▶ **TASK TO CARRY OUT**
Below are some entries. Copy each line that holds the string "textu".

▶ **Items listed in a dataset**
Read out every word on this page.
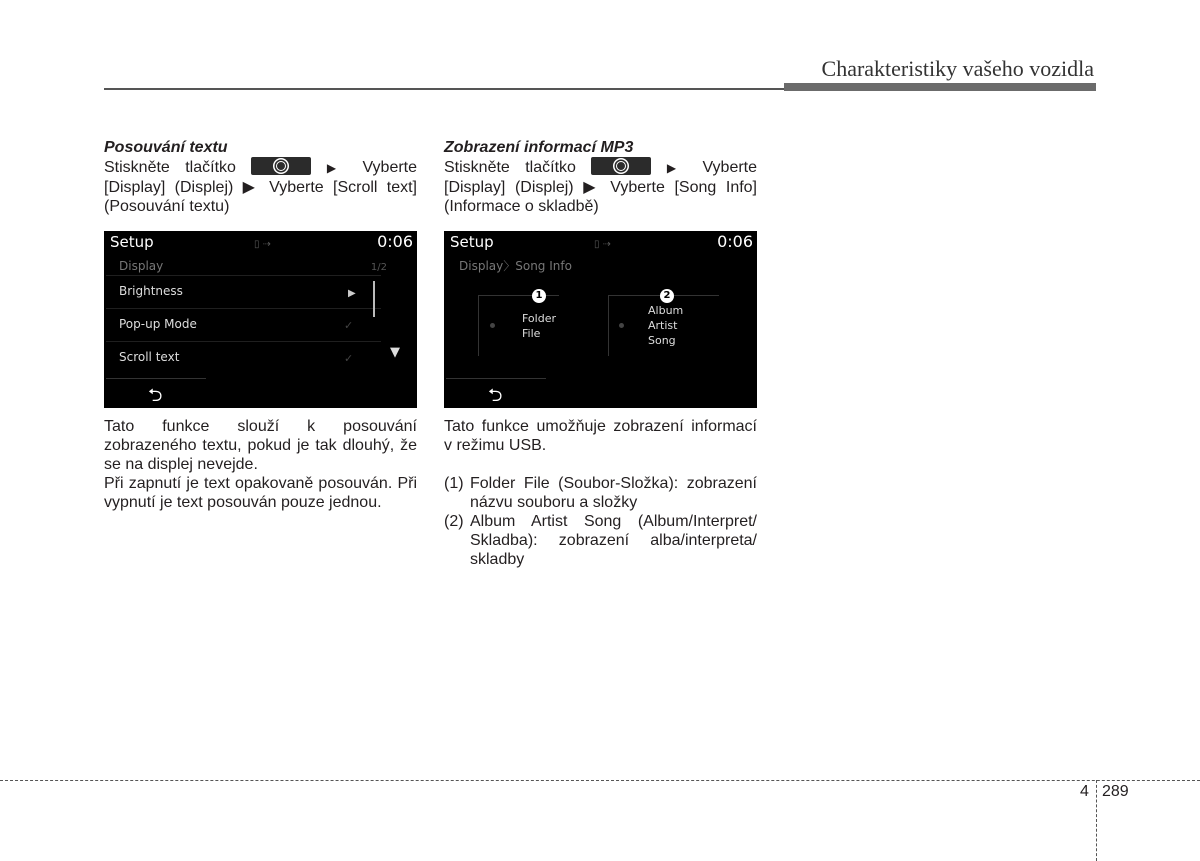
Charakteristiky vašeho vozidla

Posouvání textu

Stiskněte tlačítko	▶ Vyberte

[Display] (Displej) ▶ Vyberte [Scroll text]

(Posouvání textu)

Setup	▯ ⇢	0:06
Display	1/2
Brightness	▶
Pop-up Mode	✓
Scroll text	✓	▼
⮌

Tato funkce slouží k posouvání zobrazeného textu, pokud je tak dlouhý, že se na displej nevejde.

Při zapnutí je text opakovaně posouván. Při vypnutí je text posouván pouze jednou.

Zobrazení informací MP3

Stiskněte tlačítko	▶ Vyberte

[Display] (Displej) ▶ Vyberte [Song Info]

(Informace o skladbě)

Setup	▯ ⇢	0:06
Display〉Song Info
1
Folder
File
2
Album
Artist
Song
⮌

Tato funkce umožňuje zobrazení informací v režimu USB.

(1) Folder File (Soubor-Složka): zobrazení názvu souboru a složky
(2) Album Artist Song (Album/Interpret/ Skladba): zobrazení alba/interpreta/ skladby
4 289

▶ **SOLUTION TO THE EXERCISE**
Posouvání textu
(Posouvání textu)
Tato funkce slouží k posouvání zobrazeného textu, pokud je tak dlouhý, že se na displej nevejde.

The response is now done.